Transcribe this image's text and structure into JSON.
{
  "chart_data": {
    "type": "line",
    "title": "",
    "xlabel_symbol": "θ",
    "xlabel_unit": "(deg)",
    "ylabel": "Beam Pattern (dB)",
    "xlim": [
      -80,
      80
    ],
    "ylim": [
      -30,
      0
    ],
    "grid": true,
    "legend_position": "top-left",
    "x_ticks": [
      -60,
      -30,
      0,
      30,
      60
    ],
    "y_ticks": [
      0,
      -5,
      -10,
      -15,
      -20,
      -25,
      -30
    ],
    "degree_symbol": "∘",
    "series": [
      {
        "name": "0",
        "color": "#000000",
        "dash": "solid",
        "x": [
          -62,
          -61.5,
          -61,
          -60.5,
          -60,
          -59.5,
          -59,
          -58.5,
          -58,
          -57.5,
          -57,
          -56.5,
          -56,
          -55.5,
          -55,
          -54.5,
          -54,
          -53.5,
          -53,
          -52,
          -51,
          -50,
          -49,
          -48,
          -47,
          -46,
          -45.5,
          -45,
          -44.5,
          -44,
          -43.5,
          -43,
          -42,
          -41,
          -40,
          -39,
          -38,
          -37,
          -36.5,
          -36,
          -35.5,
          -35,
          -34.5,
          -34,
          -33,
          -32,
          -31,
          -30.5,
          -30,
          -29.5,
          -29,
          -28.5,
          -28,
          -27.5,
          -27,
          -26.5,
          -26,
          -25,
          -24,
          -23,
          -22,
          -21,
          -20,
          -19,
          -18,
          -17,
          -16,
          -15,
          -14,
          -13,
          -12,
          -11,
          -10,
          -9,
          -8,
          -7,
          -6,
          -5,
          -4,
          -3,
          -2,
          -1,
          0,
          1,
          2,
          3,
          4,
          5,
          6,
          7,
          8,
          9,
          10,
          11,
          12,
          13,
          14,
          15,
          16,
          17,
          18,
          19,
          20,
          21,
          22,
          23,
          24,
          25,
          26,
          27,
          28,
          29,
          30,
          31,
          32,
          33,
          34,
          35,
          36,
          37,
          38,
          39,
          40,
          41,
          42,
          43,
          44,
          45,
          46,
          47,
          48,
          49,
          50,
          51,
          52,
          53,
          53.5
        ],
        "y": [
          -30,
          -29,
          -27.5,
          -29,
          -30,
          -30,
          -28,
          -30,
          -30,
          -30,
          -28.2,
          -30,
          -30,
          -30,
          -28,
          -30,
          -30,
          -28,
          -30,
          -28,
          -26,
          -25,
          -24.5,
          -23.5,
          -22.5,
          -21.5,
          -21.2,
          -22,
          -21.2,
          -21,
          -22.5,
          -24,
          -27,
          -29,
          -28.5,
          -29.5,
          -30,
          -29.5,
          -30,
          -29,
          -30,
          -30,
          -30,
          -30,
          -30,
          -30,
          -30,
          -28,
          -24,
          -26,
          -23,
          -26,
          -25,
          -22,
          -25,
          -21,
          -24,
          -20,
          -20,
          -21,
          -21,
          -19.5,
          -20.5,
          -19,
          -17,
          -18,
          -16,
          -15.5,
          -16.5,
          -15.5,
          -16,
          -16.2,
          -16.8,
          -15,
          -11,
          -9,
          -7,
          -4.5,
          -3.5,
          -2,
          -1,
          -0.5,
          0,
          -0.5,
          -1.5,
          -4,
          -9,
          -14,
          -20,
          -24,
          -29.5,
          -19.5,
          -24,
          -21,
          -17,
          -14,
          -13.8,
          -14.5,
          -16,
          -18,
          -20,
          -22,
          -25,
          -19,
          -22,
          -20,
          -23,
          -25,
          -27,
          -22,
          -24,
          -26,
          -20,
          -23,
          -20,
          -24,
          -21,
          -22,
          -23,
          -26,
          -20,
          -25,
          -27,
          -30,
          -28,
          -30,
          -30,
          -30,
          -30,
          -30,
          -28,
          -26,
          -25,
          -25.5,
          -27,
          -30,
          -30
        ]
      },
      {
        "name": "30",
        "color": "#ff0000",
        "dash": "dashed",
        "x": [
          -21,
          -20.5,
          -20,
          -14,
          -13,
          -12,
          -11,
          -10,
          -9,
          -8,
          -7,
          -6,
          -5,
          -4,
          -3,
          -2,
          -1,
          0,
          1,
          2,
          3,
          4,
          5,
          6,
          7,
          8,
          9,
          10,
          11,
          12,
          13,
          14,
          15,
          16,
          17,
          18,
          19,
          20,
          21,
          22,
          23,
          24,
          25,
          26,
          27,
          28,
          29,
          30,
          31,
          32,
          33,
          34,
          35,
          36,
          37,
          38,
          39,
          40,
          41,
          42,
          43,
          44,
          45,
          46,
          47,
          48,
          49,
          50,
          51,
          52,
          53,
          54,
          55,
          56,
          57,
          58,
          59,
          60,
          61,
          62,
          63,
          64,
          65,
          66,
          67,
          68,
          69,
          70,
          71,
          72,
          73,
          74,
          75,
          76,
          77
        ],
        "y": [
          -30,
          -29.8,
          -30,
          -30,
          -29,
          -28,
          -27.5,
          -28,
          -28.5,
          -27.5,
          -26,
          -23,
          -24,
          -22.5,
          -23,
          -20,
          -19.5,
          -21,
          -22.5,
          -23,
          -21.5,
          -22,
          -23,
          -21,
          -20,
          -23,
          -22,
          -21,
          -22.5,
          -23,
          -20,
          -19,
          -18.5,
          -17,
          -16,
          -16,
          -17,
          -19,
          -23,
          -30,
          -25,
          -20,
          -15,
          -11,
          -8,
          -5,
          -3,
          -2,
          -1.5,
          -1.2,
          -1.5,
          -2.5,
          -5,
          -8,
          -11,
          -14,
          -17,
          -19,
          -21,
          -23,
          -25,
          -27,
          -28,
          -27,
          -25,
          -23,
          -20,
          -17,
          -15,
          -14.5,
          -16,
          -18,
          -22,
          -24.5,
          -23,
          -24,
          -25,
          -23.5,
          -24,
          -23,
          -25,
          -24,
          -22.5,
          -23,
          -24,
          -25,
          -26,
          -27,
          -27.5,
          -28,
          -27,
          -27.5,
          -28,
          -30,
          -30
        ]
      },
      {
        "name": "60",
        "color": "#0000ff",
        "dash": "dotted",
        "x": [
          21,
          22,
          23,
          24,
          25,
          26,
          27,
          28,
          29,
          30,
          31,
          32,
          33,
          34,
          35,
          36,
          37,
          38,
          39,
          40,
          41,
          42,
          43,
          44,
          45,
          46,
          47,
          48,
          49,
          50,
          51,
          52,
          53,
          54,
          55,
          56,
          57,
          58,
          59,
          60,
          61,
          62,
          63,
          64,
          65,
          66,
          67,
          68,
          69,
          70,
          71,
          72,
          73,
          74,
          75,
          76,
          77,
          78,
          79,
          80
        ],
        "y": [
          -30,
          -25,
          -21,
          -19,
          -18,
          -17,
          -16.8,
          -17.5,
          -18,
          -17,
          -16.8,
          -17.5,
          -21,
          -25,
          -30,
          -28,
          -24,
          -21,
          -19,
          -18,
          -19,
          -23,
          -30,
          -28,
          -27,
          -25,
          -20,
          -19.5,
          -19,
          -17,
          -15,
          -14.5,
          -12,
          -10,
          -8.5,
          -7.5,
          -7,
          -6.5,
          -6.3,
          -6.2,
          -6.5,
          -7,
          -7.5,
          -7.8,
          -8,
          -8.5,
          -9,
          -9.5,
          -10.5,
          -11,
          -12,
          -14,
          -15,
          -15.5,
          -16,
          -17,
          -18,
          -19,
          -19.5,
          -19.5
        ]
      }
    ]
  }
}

.....

* [Task]:
Retype the data in full and match it exactly.

* [Output]:
Transcribe this image's text and structure into JSON.
{
  "chart_data": {
    "type": "line",
    "title": "",
    "xlabel_symbol": "θ",
    "xlabel_unit": "(deg)",
    "ylabel": "Beam Pattern (dB)",
    "xlim": [
      -80,
      80
    ],
    "ylim": [
      -30,
      0
    ],
    "grid": true,
    "legend_position": "top-left",
    "x_ticks": [
      -60,
      -30,
      0,
      30,
      60
    ],
    "y_ticks": [
      0,
      -5,
      -10,
      -15,
      -20,
      -25,
      -30
    ],
    "degree_symbol": "∘",
    "series": [
      {
        "name": "0",
        "color": "#000000",
        "dash": "solid",
        "x": [
          -62,
          -61.5,
          -61,
          -60.5,
          -60,
          -59.5,
          -59,
          -58.5,
          -58,
          -57.5,
          -57,
          -56.5,
          -56,
          -55.5,
          -55,
          -54.5,
          -54,
          -53.5,
          -53,
          -52,
          -51,
          -50,
          -49,
          -48,
          -47,
          -46,
          -45.5,
          -45,
          -44.5,
          -44,
          -43.5,
          -43,
          -42,
          -41,
          -40,
          -39,
          -38,
          -37,
          -36.5,
          -36,
          -35.5,
          -35,
          -34.5,
          -34,
          -33,
          -32,
          -31,
          -30.5,
          -30,
          -29.5,
          -29,
          -28.5,
          -28,
          -27.5,
          -27,
          -26.5,
          -26,
          -25,
          -24,
          -23,
          -22,
          -21,
          -20,
          -19,
          -18,
          -17,
          -16,
          -15,
          -14,
          -13,
          -12,
          -11,
          -10,
          -9,
          -8,
          -7,
          -6,
          -5,
          -4,
          -3,
          -2,
          -1,
          0,
          1,
          2,
          3,
          4,
          5,
          6,
          7,
          8,
          9,
          10,
          11,
          12,
          13,
          14,
          15,
          16,
          17,
          18,
          19,
          20,
          21,
          22,
          23,
          24,
          25,
          26,
          27,
          28,
          29,
          30,
          31,
          32,
          33,
          34,
          35,
          36,
          37,
          38,
          39,
          40,
          41,
          42,
          43,
          44,
          45,
          46,
          47,
          48,
          49,
          50,
          51,
          52,
          53,
          53.5
        ],
        "y": [
          -30,
          -29,
          -27.5,
          -29,
          -30,
          -30,
          -28,
          -30,
          -30,
          -30,
          -28.2,
          -30,
          -30,
          -30,
          -28,
          -30,
          -30,
          -28,
          -30,
          -28,
          -26,
          -25,
          -24.5,
          -23.5,
          -22.5,
          -21.5,
          -21.2,
          -22,
          -21.2,
          -21,
          -22.5,
          -24,
          -27,
          -29,
          -28.5,
          -29.5,
          -30,
          -29.5,
          -30,
          -29,
          -30,
          -30,
          -30,
          -30,
          -30,
          -30,
          -30,
          -28,
          -24,
          -26,
          -23,
          -26,
          -25,
          -22,
          -25,
          -21,
          -24,
          -20,
          -20,
          -21,
          -21,
          -19.5,
          -20.5,
          -19,
          -17,
          -18,
          -16,
          -15.5,
          -16.5,
          -15.5,
          -16,
          -16.2,
          -16.8,
          -15,
          -11,
          -9,
          -7,
          -4.5,
          -3.5,
          -2,
          -1,
          -0.5,
          0,
          -0.5,
          -1.5,
          -4,
          -9,
          -14,
          -20,
          -24,
          -29.5,
          -19.5,
          -24,
          -21,
          -17,
          -14,
          -13.8,
          -14.5,
          -16,
          -18,
          -20,
          -22,
          -25,
          -19,
          -22,
          -20,
          -23,
          -25,
          -27,
          -22,
          -24,
          -26,
          -20,
          -23,
          -20,
          -24,
          -21,
          -22,
          -23,
          -26,
          -20,
          -25,
          -27,
          -30,
          -28,
          -30,
          -30,
          -30,
          -30,
          -30,
          -28,
          -26,
          -25,
          -25.5,
          -27,
          -30,
          -30
        ]
      },
      {
        "name": "30",
        "color": "#ff0000",
        "dash": "dashed",
        "x": [
          -21,
          -20.5,
          -20,
          -14,
          -13,
          -12,
          -11,
          -10,
          -9,
          -8,
          -7,
          -6,
          -5,
          -4,
          -3,
          -2,
          -1,
          0,
          1,
          2,
          3,
          4,
          5,
          6,
          7,
          8,
          9,
          10,
          11,
          12,
          13,
          14,
          15,
          16,
          17,
          18,
          19,
          20,
          21,
          22,
          23,
          24,
          25,
          26,
          27,
          28,
          29,
          30,
          31,
          32,
          33,
          34,
          35,
          36,
          37,
          38,
          39,
          40,
          41,
          42,
          43,
          44,
          45,
          46,
          47,
          48,
          49,
          50,
          51,
          52,
          53,
          54,
          55,
          56,
          57,
          58,
          59,
          60,
          61,
          62,
          63,
          64,
          65,
          66,
          67,
          68,
          69,
          70,
          71,
          72,
          73,
          74,
          75,
          76,
          77
        ],
        "y": [
          -30,
          -29.8,
          -30,
          -30,
          -29,
          -28,
          -27.5,
          -28,
          -28.5,
          -27.5,
          -26,
          -23,
          -24,
          -22.5,
          -23,
          -20,
          -19.5,
          -21,
          -22.5,
          -23,
          -21.5,
          -22,
          -23,
          -21,
          -20,
          -23,
          -22,
          -21,
          -22.5,
          -23,
          -20,
          -19,
          -18.5,
          -17,
          -16,
          -16,
          -17,
          -19,
          -23,
          -30,
          -25,
          -20,
          -15,
          -11,
          -8,
          -5,
          -3,
          -2,
          -1.5,
          -1.2,
          -1.5,
          -2.5,
          -5,
          -8,
          -11,
          -14,
          -17,
          -19,
          -21,
          -23,
          -25,
          -27,
          -28,
          -27,
          -25,
          -23,
          -20,
          -17,
          -15,
          -14.5,
          -16,
          -18,
          -22,
          -24.5,
          -23,
          -24,
          -25,
          -23.5,
          -24,
          -23,
          -25,
          -24,
          -22.5,
          -23,
          -24,
          -25,
          -26,
          -27,
          -27.5,
          -28,
          -27,
          -27.5,
          -28,
          -30,
          -30
        ]
      },
      {
        "name": "60",
        "color": "#0000ff",
        "dash": "dotted",
        "x": [
          21,
          22,
          23,
          24,
          25,
          26,
          27,
          28,
          29,
          30,
          31,
          32,
          33,
          34,
          35,
          36,
          37,
          38,
          39,
          40,
          41,
          42,
          43,
          44,
          45,
          46,
          47,
          48,
          49,
          50,
          51,
          52,
          53,
          54,
          55,
          56,
          57,
          58,
          59,
          60,
          61,
          62,
          63,
          64,
          65,
          66,
          67,
          68,
          69,
          70,
          71,
          72,
          73,
          74,
          75,
          76,
          77,
          78,
          79,
          80
        ],
        "y": [
          -30,
          -25,
          -21,
          -19,
          -18,
          -17,
          -16.8,
          -17.5,
          -18,
          -17,
          -16.8,
          -17.5,
          -21,
          -25,
          -30,
          -28,
          -24,
          -21,
          -19,
          -18,
          -19,
          -23,
          -30,
          -28,
          -27,
          -25,
          -20,
          -19.5,
          -19,
          -17,
          -15,
          -14.5,
          -12,
          -10,
          -8.5,
          -7.5,
          -7,
          -6.5,
          -6.3,
          -6.2,
          -6.5,
          -7,
          -7.5,
          -7.8,
          -8,
          -8.5,
          -9,
          -9.5,
          -10.5,
          -11,
          -12,
          -14,
          -15,
          -15.5,
          -16,
          -17,
          -18,
          -19,
          -19.5,
          -19.5
        ]
      }
    ]
  }
}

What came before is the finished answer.